EXERCISE PROMPT: Without omitting anything, return the records precisely as given.

[Excerpt from a dataset]
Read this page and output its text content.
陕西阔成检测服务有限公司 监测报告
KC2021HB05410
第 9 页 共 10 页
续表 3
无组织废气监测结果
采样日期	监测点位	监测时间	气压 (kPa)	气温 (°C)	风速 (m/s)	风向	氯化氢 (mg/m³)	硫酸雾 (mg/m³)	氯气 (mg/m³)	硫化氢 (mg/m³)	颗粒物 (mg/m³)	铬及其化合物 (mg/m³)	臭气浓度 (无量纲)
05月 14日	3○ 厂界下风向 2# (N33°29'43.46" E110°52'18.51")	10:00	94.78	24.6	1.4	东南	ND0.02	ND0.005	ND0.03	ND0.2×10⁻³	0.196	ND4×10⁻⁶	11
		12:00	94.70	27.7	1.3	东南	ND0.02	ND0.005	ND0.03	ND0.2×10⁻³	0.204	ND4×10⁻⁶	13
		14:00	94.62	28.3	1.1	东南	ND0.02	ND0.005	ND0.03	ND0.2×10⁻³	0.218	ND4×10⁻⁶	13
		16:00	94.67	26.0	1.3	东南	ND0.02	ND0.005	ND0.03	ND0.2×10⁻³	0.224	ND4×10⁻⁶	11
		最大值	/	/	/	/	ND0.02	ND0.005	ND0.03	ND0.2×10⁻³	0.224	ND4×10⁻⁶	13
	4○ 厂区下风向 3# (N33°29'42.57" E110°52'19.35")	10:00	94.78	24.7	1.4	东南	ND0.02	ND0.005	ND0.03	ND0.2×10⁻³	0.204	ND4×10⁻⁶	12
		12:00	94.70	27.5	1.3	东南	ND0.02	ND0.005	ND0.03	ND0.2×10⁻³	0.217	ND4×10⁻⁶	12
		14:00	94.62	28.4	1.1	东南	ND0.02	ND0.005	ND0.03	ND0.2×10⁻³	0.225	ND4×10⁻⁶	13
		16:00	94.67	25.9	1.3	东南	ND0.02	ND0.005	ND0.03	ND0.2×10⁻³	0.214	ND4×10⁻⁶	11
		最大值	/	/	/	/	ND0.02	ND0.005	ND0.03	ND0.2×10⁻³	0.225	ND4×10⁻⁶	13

RESULT BELOW:
Read this page and output its text content.
陕西阔成检测服务有限公司 监测报告
KC2021HB05410
第 9 页 共 10 页
续表 3
无组织废气监测结果
采样日期	监测点位	监测时间	气压 (kPa)	气温 (°C)	风速 (m/s)	风向	氯化氢 (mg/m³)	硫酸雾 (mg/m³)	氯气 (mg/m³)	硫化氢 (mg/m³)	颗粒物 (mg/m³)	铬及其化合物 (mg/m³)	臭气浓度 (无量纲)
05月 14日	3○ 厂界下风向 2# (N33°29'43.46" E110°52'18.51")	10:00	94.78	24.6	1.4	东南	ND0.02	ND0.005	ND0.03	ND0.2×10⁻³	0.196	ND4×10⁻⁶	11
		12:00	94.70	27.7	1.3	东南	ND0.02	ND0.005	ND0.03	ND0.2×10⁻³	0.204	ND4×10⁻⁶	13
		14:00	94.62	28.3	1.1	东南	ND0.02	ND0.005	ND0.03	ND0.2×10⁻³	0.218	ND4×10⁻⁶	13
		16:00	94.67	26.0	1.3	东南	ND0.02	ND0.005	ND0.03	ND0.2×10⁻³	0.224	ND4×10⁻⁶	11
		最大值	/	/	/	/	ND0.02	ND0.005	ND0.03	ND0.2×10⁻³	0.224	ND4×10⁻⁶	13
	4○ 厂区下风向 3# (N33°29'42.57" E110°52'19.35")	10:00	94.78	24.7	1.4	东南	ND0.02	ND0.005	ND0.03	ND0.2×10⁻³	0.204	ND4×10⁻⁶	12
		12:00	94.70	27.5	1.3	东南	ND0.02	ND0.005	ND0.03	ND0.2×10⁻³	0.217	ND4×10⁻⁶	12
		14:00	94.62	28.4	1.1	东南	ND0.02	ND0.005	ND0.03	ND0.2×10⁻³	0.225	ND4×10⁻⁶	13
		16:00	94.67	25.9	1.3	东南	ND0.02	ND0.005	ND0.03	ND0.2×10⁻³	0.214	ND4×10⁻⁶	11
		最大值	/	/	/	/	ND0.02	ND0.005	ND0.03	ND0.2×10⁻³	0.225	ND4×10⁻⁶	13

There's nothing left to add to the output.